▶ _Task objective_
Restate the full set of records exactly, without adding or dropping a word.

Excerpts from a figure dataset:
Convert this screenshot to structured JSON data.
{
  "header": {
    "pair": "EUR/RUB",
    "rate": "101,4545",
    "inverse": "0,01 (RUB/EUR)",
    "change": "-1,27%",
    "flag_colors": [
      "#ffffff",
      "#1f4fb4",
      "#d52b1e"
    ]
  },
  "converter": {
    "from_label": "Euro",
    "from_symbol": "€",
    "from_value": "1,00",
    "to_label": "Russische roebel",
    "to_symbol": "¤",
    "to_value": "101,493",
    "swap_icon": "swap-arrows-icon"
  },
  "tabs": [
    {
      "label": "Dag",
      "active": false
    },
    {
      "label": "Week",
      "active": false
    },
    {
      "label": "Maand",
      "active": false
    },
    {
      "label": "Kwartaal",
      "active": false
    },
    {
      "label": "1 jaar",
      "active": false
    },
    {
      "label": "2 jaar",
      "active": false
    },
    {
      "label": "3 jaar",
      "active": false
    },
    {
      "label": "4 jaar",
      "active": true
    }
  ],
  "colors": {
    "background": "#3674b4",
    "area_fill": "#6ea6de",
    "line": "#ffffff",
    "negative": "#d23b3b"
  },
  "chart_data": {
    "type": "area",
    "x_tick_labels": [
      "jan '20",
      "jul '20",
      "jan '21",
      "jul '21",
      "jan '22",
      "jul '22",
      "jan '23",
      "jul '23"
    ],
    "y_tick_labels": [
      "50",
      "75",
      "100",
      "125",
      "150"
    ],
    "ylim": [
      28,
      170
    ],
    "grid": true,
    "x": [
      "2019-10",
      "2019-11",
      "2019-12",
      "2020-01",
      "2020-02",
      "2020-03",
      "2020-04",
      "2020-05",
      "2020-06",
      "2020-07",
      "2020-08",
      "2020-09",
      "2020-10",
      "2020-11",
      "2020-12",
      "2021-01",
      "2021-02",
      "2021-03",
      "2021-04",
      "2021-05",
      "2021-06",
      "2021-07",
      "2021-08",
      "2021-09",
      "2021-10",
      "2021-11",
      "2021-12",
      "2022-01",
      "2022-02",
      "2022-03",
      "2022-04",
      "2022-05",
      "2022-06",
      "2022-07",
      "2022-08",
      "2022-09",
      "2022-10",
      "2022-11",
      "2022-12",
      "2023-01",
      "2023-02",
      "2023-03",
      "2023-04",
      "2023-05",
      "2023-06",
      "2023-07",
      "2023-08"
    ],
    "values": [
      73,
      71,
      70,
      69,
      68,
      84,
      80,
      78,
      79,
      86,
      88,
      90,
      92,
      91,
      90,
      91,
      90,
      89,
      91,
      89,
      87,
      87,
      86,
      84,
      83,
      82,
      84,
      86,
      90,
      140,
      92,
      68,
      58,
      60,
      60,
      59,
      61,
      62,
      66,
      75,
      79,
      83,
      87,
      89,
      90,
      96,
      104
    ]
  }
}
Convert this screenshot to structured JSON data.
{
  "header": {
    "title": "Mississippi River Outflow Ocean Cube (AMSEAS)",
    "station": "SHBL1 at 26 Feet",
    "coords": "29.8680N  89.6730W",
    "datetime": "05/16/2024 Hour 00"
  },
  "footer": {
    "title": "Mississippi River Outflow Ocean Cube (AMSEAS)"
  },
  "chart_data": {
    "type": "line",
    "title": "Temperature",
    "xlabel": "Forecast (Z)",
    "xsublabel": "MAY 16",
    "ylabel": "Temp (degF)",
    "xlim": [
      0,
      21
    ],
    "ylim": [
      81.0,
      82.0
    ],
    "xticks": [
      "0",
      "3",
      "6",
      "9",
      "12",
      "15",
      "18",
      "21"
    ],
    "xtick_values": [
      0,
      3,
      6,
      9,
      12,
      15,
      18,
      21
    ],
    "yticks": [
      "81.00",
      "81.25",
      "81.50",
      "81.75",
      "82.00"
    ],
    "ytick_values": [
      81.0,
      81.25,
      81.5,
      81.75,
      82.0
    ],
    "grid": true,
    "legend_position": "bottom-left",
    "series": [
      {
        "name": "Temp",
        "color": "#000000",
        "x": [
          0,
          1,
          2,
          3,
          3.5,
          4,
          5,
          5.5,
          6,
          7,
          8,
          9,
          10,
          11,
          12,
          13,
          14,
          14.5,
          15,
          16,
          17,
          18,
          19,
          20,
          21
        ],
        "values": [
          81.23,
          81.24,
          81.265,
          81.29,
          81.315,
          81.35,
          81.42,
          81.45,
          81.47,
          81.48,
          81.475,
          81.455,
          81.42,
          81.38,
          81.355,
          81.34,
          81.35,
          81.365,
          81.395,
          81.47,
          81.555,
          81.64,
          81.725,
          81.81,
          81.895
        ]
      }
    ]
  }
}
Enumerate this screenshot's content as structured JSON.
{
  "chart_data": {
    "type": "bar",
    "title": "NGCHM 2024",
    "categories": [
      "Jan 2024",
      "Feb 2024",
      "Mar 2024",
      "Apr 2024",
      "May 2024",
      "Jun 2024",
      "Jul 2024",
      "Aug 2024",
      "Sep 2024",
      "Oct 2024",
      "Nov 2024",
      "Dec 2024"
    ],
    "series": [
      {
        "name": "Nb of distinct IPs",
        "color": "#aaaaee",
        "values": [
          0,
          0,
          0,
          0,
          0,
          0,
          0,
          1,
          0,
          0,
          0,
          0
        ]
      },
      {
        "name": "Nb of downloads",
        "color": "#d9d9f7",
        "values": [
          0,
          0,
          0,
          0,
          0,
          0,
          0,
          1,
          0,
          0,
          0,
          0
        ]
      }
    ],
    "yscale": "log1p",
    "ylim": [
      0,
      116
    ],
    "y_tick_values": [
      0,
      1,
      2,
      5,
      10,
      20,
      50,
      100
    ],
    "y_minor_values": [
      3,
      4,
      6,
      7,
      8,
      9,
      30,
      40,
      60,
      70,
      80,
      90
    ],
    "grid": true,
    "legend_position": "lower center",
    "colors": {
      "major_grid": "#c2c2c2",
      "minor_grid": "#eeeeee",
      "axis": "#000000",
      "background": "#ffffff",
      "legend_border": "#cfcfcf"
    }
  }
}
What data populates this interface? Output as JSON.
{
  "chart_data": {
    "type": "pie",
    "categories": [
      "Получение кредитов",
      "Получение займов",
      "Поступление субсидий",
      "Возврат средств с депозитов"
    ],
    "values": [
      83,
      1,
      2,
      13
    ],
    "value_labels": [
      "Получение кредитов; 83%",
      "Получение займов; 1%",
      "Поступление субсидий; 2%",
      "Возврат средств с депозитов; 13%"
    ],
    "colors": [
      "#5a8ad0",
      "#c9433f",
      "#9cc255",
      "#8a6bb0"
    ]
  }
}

▶ _Task output_
Convert this screenshot to structured JSON data.
{
  "header": {
    "pair": "EUR/RUB",
    "rate": "101,4545",
    "inverse": "0,01 (RUB/EUR)",
    "change": "-1,27%",
    "flag_colors": [
      "#ffffff",
      "#1f4fb4",
      "#d52b1e"
    ]
  },
  "converter": {
    "from_label": "Euro",
    "from_symbol": "€",
    "from_value": "1,00",
    "to_label": "Russische roebel",
    "to_symbol": "¤",
    "to_value": "101,493",
    "swap_icon": "swap-arrows-icon"
  },
  "tabs": [
    {
      "label": "Dag",
      "active": false
    },
    {
      "label": "Week",
      "active": false
    },
    {
      "label": "Maand",
      "active": false
    },
    {
      "label": "Kwartaal",
      "active": false
    },
    {
      "label": "1 jaar",
      "active": false
    },
    {
      "label": "2 jaar",
      "active": false
    },
    {
      "label": "3 jaar",
      "active": false
    },
    {
      "label": "4 jaar",
      "active": true
    }
  ],
  "colors": {
    "background": "#3674b4",
    "area_fill": "#6ea6de",
    "line": "#ffffff",
    "negative": "#d23b3b"
  },
  "chart_data": {
    "type": "area",
    "x_tick_labels": [
      "jan '20",
      "jul '20",
      "jan '21",
      "jul '21",
      "jan '22",
      "jul '22",
      "jan '23",
      "jul '23"
    ],
    "y_tick_labels": [
      "50",
      "75",
      "100",
      "125",
      "150"
    ],
    "ylim": [
      28,
      170
    ],
    "grid": true,
    "x": [
      "2019-10",
      "2019-11",
      "2019-12",
      "2020-01",
      "2020-02",
      "2020-03",
      "2020-04",
      "2020-05",
      "2020-06",
      "2020-07",
      "2020-08",
      "2020-09",
      "2020-10",
      "2020-11",
      "2020-12",
      "2021-01",
      "2021-02",
      "2021-03",
      "2021-04",
      "2021-05",
      "2021-06",
      "2021-07",
      "2021-08",
      "2021-09",
      "2021-10",
      "2021-11",
      "2021-12",
      "2022-01",
      "2022-02",
      "2022-03",
      "2022-04",
      "2022-05",
      "2022-06",
      "2022-07",
      "2022-08",
      "2022-09",
      "2022-10",
      "2022-11",
      "2022-12",
      "2023-01",
      "2023-02",
      "2023-03",
      "2023-04",
      "2023-05",
      "2023-06",
      "2023-07",
      "2023-08"
    ],
    "values": [
      73,
      71,
      70,
      69,
      68,
      84,
      80,
      78,
      79,
      86,
      88,
      90,
      92,
      91,
      90,
      91,
      90,
      89,
      91,
      89,
      87,
      87,
      86,
      84,
      83,
      82,
      84,
      86,
      90,
      140,
      92,
      68,
      58,
      60,
      60,
      59,
      61,
      62,
      66,
      75,
      79,
      83,
      87,
      89,
      90,
      96,
      104
    ]
  }
}
Convert this screenshot to structured JSON data.
{
  "header": {
    "title": "Mississippi River Outflow Ocean Cube (AMSEAS)",
    "station": "SHBL1 at 26 Feet",
    "coords": "29.8680N  89.6730W",
    "datetime": "05/16/2024 Hour 00"
  },
  "footer": {
    "title": "Mississippi River Outflow Ocean Cube (AMSEAS)"
  },
  "chart_data": {
    "type": "line",
    "title": "Temperature",
    "xlabel": "Forecast (Z)",
    "xsublabel": "MAY 16",
    "ylabel": "Temp (degF)",
    "xlim": [
      0,
      21
    ],
    "ylim": [
      81.0,
      82.0
    ],
    "xticks": [
      "0",
      "3",
      "6",
      "9",
      "12",
      "15",
      "18",
      "21"
    ],
    "xtick_values": [
      0,
      3,
      6,
      9,
      12,
      15,
      18,
      21
    ],
    "yticks": [
      "81.00",
      "81.25",
      "81.50",
      "81.75",
      "82.00"
    ],
    "ytick_values": [
      81.0,
      81.25,
      81.5,
      81.75,
      82.0
    ],
    "grid": true,
    "legend_position": "bottom-left",
    "series": [
      {
        "name": "Temp",
        "color": "#000000",
        "x": [
          0,
          1,
          2,
          3,
          3.5,
          4,
          5,
          5.5,
          6,
          7,
          8,
          9,
          10,
          11,
          12,
          13,
          14,
          14.5,
          15,
          16,
          17,
          18,
          19,
          20,
          21
        ],
        "values": [
          81.23,
          81.24,
          81.265,
          81.29,
          81.315,
          81.35,
          81.42,
          81.45,
          81.47,
          81.48,
          81.475,
          81.455,
          81.42,
          81.38,
          81.355,
          81.34,
          81.35,
          81.365,
          81.395,
          81.47,
          81.555,
          81.64,
          81.725,
          81.81,
          81.895
        ]
      }
    ]
  }
}
Enumerate this screenshot's content as structured JSON.
{
  "chart_data": {
    "type": "bar",
    "title": "NGCHM 2024",
    "categories": [
      "Jan 2024",
      "Feb 2024",
      "Mar 2024",
      "Apr 2024",
      "May 2024",
      "Jun 2024",
      "Jul 2024",
      "Aug 2024",
      "Sep 2024",
      "Oct 2024",
      "Nov 2024",
      "Dec 2024"
    ],
    "series": [
      {
        "name": "Nb of distinct IPs",
        "color": "#aaaaee",
        "values": [
          0,
          0,
          0,
          0,
          0,
          0,
          0,
          1,
          0,
          0,
          0,
          0
        ]
      },
      {
        "name": "Nb of downloads",
        "color": "#d9d9f7",
        "values": [
          0,
          0,
          0,
          0,
          0,
          0,
          0,
          1,
          0,
          0,
          0,
          0
        ]
      }
    ],
    "yscale": "log1p",
    "ylim": [
      0,
      116
    ],
    "y_tick_values": [
      0,
      1,
      2,
      5,
      10,
      20,
      50,
      100
    ],
    "y_minor_values": [
      3,
      4,
      6,
      7,
      8,
      9,
      30,
      40,
      60,
      70,
      80,
      90
    ],
    "grid": true,
    "legend_position": "lower center",
    "colors": {
      "major_grid": "#c2c2c2",
      "minor_grid": "#eeeeee",
      "axis": "#000000",
      "background": "#ffffff",
      "legend_border": "#cfcfcf"
    }
  }
}
What data populates this interface? Output as JSON.
{
  "chart_data": {
    "type": "pie",
    "categories": [
      "Получение кредитов",
      "Получение займов",
      "Поступление субсидий",
      "Возврат средств с депозитов"
    ],
    "values": [
      83,
      1,
      2,
      13
    ],
    "value_labels": [
      "Получение кредитов; 83%",
      "Получение займов; 1%",
      "Поступление субсидий; 2%",
      "Возврат средств с депозитов; 13%"
    ],
    "colors": [
      "#5a8ad0",
      "#c9433f",
      "#9cc255",
      "#8a6bb0"
    ]
  }
}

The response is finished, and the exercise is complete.